>> Begin

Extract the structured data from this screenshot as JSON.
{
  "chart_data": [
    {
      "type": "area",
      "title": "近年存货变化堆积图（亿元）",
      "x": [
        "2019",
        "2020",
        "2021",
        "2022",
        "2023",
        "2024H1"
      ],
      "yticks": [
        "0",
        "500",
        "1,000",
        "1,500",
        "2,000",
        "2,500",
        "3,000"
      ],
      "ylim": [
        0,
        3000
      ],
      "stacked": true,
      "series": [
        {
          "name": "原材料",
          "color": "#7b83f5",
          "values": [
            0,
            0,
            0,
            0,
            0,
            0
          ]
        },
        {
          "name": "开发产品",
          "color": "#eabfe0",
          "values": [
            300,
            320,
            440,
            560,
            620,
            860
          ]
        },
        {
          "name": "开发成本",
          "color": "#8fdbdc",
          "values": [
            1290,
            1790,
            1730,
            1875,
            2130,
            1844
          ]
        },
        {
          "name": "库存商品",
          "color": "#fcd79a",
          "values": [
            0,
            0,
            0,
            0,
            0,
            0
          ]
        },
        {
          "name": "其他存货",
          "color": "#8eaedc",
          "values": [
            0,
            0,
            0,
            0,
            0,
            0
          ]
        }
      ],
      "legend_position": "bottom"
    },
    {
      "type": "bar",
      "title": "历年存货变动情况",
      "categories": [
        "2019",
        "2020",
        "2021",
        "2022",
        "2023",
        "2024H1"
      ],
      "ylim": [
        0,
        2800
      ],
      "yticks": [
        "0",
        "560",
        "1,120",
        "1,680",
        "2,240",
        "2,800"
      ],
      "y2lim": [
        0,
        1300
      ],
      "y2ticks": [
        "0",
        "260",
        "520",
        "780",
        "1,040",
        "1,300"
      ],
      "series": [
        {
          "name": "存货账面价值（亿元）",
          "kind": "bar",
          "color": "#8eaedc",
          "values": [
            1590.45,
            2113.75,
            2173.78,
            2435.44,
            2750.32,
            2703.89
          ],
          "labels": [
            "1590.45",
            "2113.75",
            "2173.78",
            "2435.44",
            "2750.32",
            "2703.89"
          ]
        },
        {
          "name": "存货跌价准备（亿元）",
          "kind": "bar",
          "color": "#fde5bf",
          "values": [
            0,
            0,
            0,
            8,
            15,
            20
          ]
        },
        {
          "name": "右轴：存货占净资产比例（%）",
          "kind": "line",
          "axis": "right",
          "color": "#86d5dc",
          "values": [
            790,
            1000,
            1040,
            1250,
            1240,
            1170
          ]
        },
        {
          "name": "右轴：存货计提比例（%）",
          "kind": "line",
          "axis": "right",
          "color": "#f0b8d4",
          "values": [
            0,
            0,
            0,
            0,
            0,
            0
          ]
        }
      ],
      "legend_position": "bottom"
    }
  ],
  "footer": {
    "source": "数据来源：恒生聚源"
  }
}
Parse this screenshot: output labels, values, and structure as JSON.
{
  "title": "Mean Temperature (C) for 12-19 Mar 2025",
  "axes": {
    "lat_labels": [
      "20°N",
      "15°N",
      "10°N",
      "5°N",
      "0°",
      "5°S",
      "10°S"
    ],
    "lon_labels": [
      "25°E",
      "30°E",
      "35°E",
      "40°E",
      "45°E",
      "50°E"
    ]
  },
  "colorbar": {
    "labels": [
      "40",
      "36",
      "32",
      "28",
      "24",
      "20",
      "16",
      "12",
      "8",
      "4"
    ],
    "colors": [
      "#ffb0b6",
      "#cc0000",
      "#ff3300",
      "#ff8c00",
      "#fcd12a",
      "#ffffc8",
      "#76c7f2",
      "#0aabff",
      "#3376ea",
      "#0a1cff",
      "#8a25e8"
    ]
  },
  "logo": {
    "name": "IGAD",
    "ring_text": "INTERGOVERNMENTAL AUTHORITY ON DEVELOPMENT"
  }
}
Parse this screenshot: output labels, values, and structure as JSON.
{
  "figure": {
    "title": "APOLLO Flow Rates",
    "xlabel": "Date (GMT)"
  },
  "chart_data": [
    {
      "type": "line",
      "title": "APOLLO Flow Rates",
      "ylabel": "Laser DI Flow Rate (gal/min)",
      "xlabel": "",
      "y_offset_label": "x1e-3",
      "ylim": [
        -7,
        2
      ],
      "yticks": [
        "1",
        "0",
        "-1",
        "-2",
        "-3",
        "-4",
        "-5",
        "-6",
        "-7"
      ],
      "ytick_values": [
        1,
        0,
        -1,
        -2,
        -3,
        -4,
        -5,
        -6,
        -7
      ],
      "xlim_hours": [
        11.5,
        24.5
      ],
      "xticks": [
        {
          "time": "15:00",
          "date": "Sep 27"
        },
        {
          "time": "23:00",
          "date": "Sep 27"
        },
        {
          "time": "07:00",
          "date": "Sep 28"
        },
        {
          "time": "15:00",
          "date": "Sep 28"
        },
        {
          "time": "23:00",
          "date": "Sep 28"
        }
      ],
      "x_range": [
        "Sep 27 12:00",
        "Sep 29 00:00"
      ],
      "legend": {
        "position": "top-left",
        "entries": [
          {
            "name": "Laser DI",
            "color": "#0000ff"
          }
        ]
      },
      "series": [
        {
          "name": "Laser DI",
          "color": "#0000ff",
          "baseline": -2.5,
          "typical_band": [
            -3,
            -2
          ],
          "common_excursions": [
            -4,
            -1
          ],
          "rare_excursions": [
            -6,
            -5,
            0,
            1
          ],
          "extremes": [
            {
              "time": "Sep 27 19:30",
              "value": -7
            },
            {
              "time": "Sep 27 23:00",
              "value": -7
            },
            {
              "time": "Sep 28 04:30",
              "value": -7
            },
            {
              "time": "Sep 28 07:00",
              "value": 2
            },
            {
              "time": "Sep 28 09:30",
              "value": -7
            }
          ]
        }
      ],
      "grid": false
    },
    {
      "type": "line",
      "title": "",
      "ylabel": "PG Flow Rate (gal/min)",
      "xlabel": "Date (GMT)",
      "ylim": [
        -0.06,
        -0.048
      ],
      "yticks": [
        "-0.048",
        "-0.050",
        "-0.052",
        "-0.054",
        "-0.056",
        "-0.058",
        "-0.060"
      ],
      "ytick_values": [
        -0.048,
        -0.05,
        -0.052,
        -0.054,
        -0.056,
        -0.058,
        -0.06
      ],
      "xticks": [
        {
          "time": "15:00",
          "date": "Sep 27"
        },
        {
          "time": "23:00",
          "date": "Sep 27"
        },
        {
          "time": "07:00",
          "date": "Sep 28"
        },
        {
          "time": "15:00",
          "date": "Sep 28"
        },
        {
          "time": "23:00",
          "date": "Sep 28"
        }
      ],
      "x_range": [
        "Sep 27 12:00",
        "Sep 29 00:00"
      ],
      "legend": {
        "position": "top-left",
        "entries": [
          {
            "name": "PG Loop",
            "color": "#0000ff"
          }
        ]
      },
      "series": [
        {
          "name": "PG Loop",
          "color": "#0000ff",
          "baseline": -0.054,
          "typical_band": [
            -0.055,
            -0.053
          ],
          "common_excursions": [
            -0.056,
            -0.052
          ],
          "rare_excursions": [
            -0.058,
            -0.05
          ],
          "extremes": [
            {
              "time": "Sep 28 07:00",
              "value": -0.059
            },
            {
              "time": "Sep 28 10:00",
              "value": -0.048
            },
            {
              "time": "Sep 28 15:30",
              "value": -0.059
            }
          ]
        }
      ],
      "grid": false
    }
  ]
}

>> End

Brief
Nothing should be left out: repeat all of the data exactly.

Result of this task
Extract the structured data from this screenshot as JSON.
{
  "chart_data": [
    {
      "type": "area",
      "title": "近年存货变化堆积图（亿元）",
      "x": [
        "2019",
        "2020",
        "2021",
        "2022",
        "2023",
        "2024H1"
      ],
      "yticks": [
        "0",
        "500",
        "1,000",
        "1,500",
        "2,000",
        "2,500",
        "3,000"
      ],
      "ylim": [
        0,
        3000
      ],
      "stacked": true,
      "series": [
        {
          "name": "原材料",
          "color": "#7b83f5",
          "values": [
            0,
            0,
            0,
            0,
            0,
            0
          ]
        },
        {
          "name": "开发产品",
          "color": "#eabfe0",
          "values": [
            300,
            320,
            440,
            560,
            620,
            860
          ]
        },
        {
          "name": "开发成本",
          "color": "#8fdbdc",
          "values": [
            1290,
            1790,
            1730,
            1875,
            2130,
            1844
          ]
        },
        {
          "name": "库存商品",
          "color": "#fcd79a",
          "values": [
            0,
            0,
            0,
            0,
            0,
            0
          ]
        },
        {
          "name": "其他存货",
          "color": "#8eaedc",
          "values": [
            0,
            0,
            0,
            0,
            0,
            0
          ]
        }
      ],
      "legend_position": "bottom"
    },
    {
      "type": "bar",
      "title": "历年存货变动情况",
      "categories": [
        "2019",
        "2020",
        "2021",
        "2022",
        "2023",
        "2024H1"
      ],
      "ylim": [
        0,
        2800
      ],
      "yticks": [
        "0",
        "560",
        "1,120",
        "1,680",
        "2,240",
        "2,800"
      ],
      "y2lim": [
        0,
        1300
      ],
      "y2ticks": [
        "0",
        "260",
        "520",
        "780",
        "1,040",
        "1,300"
      ],
      "series": [
        {
          "name": "存货账面价值（亿元）",
          "kind": "bar",
          "color": "#8eaedc",
          "values": [
            1590.45,
            2113.75,
            2173.78,
            2435.44,
            2750.32,
            2703.89
          ],
          "labels": [
            "1590.45",
            "2113.75",
            "2173.78",
            "2435.44",
            "2750.32",
            "2703.89"
          ]
        },
        {
          "name": "存货跌价准备（亿元）",
          "kind": "bar",
          "color": "#fde5bf",
          "values": [
            0,
            0,
            0,
            8,
            15,
            20
          ]
        },
        {
          "name": "右轴：存货占净资产比例（%）",
          "kind": "line",
          "axis": "right",
          "color": "#86d5dc",
          "values": [
            790,
            1000,
            1040,
            1250,
            1240,
            1170
          ]
        },
        {
          "name": "右轴：存货计提比例（%）",
          "kind": "line",
          "axis": "right",
          "color": "#f0b8d4",
          "values": [
            0,
            0,
            0,
            0,
            0,
            0
          ]
        }
      ],
      "legend_position": "bottom"
    }
  ],
  "footer": {
    "source": "数据来源：恒生聚源"
  }
}
Parse this screenshot: output labels, values, and structure as JSON.
{
  "title": "Mean Temperature (C) for 12-19 Mar 2025",
  "axes": {
    "lat_labels": [
      "20°N",
      "15°N",
      "10°N",
      "5°N",
      "0°",
      "5°S",
      "10°S"
    ],
    "lon_labels": [
      "25°E",
      "30°E",
      "35°E",
      "40°E",
      "45°E",
      "50°E"
    ]
  },
  "colorbar": {
    "labels": [
      "40",
      "36",
      "32",
      "28",
      "24",
      "20",
      "16",
      "12",
      "8",
      "4"
    ],
    "colors": [
      "#ffb0b6",
      "#cc0000",
      "#ff3300",
      "#ff8c00",
      "#fcd12a",
      "#ffffc8",
      "#76c7f2",
      "#0aabff",
      "#3376ea",
      "#0a1cff",
      "#8a25e8"
    ]
  },
  "logo": {
    "name": "IGAD",
    "ring_text": "INTERGOVERNMENTAL AUTHORITY ON DEVELOPMENT"
  }
}
Parse this screenshot: output labels, values, and structure as JSON.
{
  "figure": {
    "title": "APOLLO Flow Rates",
    "xlabel": "Date (GMT)"
  },
  "chart_data": [
    {
      "type": "line",
      "title": "APOLLO Flow Rates",
      "ylabel": "Laser DI Flow Rate (gal/min)",
      "xlabel": "",
      "y_offset_label": "x1e-3",
      "ylim": [
        -7,
        2
      ],
      "yticks": [
        "1",
        "0",
        "-1",
        "-2",
        "-3",
        "-4",
        "-5",
        "-6",
        "-7"
      ],
      "ytick_values": [
        1,
        0,
        -1,
        -2,
        -3,
        -4,
        -5,
        -6,
        -7
      ],
      "xlim_hours": [
        11.5,
        24.5
      ],
      "xticks": [
        {
          "time": "15:00",
          "date": "Sep 27"
        },
        {
          "time": "23:00",
          "date": "Sep 27"
        },
        {
          "time": "07:00",
          "date": "Sep 28"
        },
        {
          "time": "15:00",
          "date": "Sep 28"
        },
        {
          "time": "23:00",
          "date": "Sep 28"
        }
      ],
      "x_range": [
        "Sep 27 12:00",
        "Sep 29 00:00"
      ],
      "legend": {
        "position": "top-left",
        "entries": [
          {
            "name": "Laser DI",
            "color": "#0000ff"
          }
        ]
      },
      "series": [
        {
          "name": "Laser DI",
          "color": "#0000ff",
          "baseline": -2.5,
          "typical_band": [
            -3,
            -2
          ],
          "common_excursions": [
            -4,
            -1
          ],
          "rare_excursions": [
            -6,
            -5,
            0,
            1
          ],
          "extremes": [
            {
              "time": "Sep 27 19:30",
              "value": -7
            },
            {
              "time": "Sep 27 23:00",
              "value": -7
            },
            {
              "time": "Sep 28 04:30",
              "value": -7
            },
            {
              "time": "Sep 28 07:00",
              "value": 2
            },
            {
              "time": "Sep 28 09:30",
              "value": -7
            }
          ]
        }
      ],
      "grid": false
    },
    {
      "type": "line",
      "title": "",
      "ylabel": "PG Flow Rate (gal/min)",
      "xlabel": "Date (GMT)",
      "ylim": [
        -0.06,
        -0.048
      ],
      "yticks": [
        "-0.048",
        "-0.050",
        "-0.052",
        "-0.054",
        "-0.056",
        "-0.058",
        "-0.060"
      ],
      "ytick_values": [
        -0.048,
        -0.05,
        -0.052,
        -0.054,
        -0.056,
        -0.058,
        -0.06
      ],
      "xticks": [
        {
          "time": "15:00",
          "date": "Sep 27"
        },
        {
          "time": "23:00",
          "date": "Sep 27"
        },
        {
          "time": "07:00",
          "date": "Sep 28"
        },
        {
          "time": "15:00",
          "date": "Sep 28"
        },
        {
          "time": "23:00",
          "date": "Sep 28"
        }
      ],
      "x_range": [
        "Sep 27 12:00",
        "Sep 29 00:00"
      ],
      "legend": {
        "position": "top-left",
        "entries": [
          {
            "name": "PG Loop",
            "color": "#0000ff"
          }
        ]
      },
      "series": [
        {
          "name": "PG Loop",
          "color": "#0000ff",
          "baseline": -0.054,
          "typical_band": [
            -0.055,
            -0.053
          ],
          "common_excursions": [
            -0.056,
            -0.052
          ],
          "rare_excursions": [
            -0.058,
            -0.05
          ],
          "extremes": [
            {
              "time": "Sep 28 07:00",
              "value": -0.059
            },
            {
              "time": "Sep 28 10:00",
              "value": -0.048
            },
            {
              "time": "Sep 28 15:30",
              "value": -0.059
            }
          ]
        }
      ],
      "grid": false
    }
  ]
}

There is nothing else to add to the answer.